**What to work on**
Scan the following material for the string "document" and copy each line in which it appears.

**Record extracts**

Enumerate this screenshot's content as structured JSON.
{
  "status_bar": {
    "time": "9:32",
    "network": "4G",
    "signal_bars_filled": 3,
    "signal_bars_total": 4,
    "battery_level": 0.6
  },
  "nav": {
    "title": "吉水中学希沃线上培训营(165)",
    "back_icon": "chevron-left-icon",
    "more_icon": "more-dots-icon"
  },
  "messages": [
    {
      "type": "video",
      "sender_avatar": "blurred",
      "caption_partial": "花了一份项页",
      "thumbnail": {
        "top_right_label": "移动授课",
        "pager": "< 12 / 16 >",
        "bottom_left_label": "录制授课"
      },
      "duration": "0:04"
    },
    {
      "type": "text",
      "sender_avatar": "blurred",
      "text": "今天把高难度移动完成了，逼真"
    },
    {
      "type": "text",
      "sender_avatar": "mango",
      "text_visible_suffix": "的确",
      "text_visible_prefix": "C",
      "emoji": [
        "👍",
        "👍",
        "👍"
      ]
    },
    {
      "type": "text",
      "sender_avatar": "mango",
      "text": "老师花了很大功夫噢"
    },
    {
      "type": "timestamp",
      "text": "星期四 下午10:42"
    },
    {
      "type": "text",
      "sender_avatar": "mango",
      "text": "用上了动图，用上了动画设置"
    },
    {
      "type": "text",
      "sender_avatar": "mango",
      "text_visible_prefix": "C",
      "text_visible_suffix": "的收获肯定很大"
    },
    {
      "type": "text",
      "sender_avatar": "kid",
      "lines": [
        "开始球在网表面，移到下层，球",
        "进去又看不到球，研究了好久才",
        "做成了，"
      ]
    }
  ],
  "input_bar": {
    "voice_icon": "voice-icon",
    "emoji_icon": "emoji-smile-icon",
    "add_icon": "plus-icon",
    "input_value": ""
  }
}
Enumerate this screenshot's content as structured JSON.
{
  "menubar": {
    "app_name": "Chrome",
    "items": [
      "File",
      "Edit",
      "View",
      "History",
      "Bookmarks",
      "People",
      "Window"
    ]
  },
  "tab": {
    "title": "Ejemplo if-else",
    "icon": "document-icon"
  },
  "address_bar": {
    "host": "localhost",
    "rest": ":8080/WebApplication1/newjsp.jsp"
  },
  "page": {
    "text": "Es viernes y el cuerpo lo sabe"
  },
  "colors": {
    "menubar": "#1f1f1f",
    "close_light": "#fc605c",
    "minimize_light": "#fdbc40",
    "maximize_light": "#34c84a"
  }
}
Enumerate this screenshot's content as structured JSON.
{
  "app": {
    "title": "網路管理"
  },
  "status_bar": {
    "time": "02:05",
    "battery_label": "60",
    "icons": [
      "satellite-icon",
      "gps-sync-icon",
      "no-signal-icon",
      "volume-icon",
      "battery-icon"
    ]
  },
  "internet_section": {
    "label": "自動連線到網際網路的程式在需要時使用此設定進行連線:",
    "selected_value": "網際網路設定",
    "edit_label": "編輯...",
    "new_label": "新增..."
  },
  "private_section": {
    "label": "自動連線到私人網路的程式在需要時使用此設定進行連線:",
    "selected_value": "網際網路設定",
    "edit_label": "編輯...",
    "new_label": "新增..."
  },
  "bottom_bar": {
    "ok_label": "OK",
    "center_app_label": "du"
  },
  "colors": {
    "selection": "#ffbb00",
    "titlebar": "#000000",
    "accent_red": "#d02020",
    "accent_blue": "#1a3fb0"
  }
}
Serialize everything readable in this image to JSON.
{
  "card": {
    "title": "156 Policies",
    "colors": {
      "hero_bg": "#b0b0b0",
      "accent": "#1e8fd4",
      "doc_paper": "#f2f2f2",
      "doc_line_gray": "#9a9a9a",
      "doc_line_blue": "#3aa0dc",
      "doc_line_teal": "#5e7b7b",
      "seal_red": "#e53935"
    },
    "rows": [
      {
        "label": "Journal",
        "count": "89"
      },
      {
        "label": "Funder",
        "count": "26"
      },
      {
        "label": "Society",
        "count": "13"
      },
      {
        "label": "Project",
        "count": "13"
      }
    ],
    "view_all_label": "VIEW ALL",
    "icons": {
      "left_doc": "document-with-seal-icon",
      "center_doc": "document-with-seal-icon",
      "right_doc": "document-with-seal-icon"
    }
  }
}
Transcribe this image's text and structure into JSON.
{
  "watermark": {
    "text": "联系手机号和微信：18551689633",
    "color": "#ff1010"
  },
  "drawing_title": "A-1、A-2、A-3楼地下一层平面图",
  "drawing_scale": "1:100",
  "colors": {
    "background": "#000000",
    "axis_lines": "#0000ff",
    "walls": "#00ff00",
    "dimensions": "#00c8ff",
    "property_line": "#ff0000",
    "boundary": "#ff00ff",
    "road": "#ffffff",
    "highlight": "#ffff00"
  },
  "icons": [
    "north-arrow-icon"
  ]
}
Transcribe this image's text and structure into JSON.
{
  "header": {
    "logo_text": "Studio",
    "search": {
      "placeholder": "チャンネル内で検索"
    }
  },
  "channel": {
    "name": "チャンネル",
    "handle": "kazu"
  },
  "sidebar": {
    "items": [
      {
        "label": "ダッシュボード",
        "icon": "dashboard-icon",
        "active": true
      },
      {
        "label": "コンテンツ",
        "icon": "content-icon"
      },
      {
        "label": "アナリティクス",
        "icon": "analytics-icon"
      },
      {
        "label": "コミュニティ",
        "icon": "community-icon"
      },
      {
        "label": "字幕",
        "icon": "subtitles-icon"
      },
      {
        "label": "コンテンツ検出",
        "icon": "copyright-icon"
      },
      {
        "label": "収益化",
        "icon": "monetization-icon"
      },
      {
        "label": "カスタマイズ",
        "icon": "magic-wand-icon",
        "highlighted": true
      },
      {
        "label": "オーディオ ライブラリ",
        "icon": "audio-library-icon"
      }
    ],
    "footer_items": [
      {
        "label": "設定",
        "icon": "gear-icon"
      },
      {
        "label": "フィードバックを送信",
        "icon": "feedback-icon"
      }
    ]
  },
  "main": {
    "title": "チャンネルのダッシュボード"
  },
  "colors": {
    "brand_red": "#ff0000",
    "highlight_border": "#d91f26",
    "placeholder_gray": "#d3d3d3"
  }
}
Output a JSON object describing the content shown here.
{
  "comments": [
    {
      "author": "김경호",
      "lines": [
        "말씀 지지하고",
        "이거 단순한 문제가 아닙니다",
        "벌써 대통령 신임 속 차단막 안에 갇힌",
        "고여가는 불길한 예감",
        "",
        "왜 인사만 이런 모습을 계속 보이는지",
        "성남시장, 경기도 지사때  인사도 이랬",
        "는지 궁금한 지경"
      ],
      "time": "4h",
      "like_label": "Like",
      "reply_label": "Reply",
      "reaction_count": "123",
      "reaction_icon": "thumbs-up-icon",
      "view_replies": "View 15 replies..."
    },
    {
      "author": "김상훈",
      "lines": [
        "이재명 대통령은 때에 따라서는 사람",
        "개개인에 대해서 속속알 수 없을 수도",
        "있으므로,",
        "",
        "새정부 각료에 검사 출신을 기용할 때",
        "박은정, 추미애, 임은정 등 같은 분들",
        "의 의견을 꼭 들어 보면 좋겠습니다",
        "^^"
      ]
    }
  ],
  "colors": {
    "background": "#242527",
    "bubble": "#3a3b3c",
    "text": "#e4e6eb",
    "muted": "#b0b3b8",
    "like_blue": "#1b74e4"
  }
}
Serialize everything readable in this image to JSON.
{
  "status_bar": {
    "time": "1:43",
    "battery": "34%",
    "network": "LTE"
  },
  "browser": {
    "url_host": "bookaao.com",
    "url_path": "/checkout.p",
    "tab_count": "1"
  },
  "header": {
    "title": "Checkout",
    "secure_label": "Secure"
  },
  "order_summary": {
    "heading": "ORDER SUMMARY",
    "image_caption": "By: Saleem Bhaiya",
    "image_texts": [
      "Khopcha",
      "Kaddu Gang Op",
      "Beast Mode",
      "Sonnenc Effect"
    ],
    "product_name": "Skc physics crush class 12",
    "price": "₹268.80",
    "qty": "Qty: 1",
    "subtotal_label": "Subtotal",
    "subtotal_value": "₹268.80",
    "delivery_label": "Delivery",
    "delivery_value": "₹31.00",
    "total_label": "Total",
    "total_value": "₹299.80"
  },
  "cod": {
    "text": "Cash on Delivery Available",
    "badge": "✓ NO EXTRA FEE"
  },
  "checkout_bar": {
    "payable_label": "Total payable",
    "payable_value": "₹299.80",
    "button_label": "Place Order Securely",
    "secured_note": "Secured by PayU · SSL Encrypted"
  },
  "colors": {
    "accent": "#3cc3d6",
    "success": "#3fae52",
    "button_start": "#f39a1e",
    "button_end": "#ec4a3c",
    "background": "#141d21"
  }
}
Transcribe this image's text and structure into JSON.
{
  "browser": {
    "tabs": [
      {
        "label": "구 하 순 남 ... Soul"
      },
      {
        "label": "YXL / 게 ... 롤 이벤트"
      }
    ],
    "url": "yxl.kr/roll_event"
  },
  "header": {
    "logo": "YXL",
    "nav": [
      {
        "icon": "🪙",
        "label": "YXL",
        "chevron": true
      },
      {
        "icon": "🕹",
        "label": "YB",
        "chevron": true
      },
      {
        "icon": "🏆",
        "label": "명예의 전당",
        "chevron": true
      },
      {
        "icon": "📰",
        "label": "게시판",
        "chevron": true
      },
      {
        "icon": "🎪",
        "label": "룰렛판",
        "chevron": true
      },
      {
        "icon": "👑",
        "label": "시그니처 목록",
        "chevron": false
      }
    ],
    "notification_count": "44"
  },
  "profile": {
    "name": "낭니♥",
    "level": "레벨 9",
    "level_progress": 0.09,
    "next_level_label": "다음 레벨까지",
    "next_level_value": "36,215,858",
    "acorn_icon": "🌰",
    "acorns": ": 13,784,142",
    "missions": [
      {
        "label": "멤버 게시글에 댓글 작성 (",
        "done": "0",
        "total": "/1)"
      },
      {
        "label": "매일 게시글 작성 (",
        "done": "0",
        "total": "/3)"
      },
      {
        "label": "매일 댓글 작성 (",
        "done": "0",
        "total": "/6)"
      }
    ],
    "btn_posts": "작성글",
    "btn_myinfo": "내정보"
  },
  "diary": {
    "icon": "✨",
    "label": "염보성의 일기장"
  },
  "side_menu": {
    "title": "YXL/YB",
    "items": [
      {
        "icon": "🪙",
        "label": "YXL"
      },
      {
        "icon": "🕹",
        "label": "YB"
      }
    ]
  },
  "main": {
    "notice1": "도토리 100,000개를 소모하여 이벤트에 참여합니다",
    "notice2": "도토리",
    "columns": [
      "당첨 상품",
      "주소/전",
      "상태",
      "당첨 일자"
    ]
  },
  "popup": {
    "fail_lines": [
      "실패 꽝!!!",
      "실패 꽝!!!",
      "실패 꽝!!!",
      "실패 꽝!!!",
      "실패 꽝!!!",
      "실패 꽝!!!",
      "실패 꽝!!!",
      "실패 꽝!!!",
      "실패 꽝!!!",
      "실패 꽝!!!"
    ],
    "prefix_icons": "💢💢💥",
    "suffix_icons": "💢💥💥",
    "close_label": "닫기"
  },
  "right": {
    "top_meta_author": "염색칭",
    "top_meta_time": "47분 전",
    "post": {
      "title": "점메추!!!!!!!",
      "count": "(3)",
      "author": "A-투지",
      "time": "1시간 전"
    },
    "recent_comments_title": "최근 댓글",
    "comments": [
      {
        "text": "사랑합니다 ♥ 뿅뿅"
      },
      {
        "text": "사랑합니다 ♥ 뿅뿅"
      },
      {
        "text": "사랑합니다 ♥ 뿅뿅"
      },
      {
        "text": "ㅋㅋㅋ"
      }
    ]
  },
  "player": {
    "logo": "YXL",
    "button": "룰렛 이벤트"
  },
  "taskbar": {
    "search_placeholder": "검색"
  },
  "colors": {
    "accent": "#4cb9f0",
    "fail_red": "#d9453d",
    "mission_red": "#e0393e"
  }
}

**Full output**
    "icon": "document-icon"
      "left_doc": "document-with-seal-icon",
      "center_doc": "document-with-seal-icon",
      "right_doc": "document-with-seal-icon"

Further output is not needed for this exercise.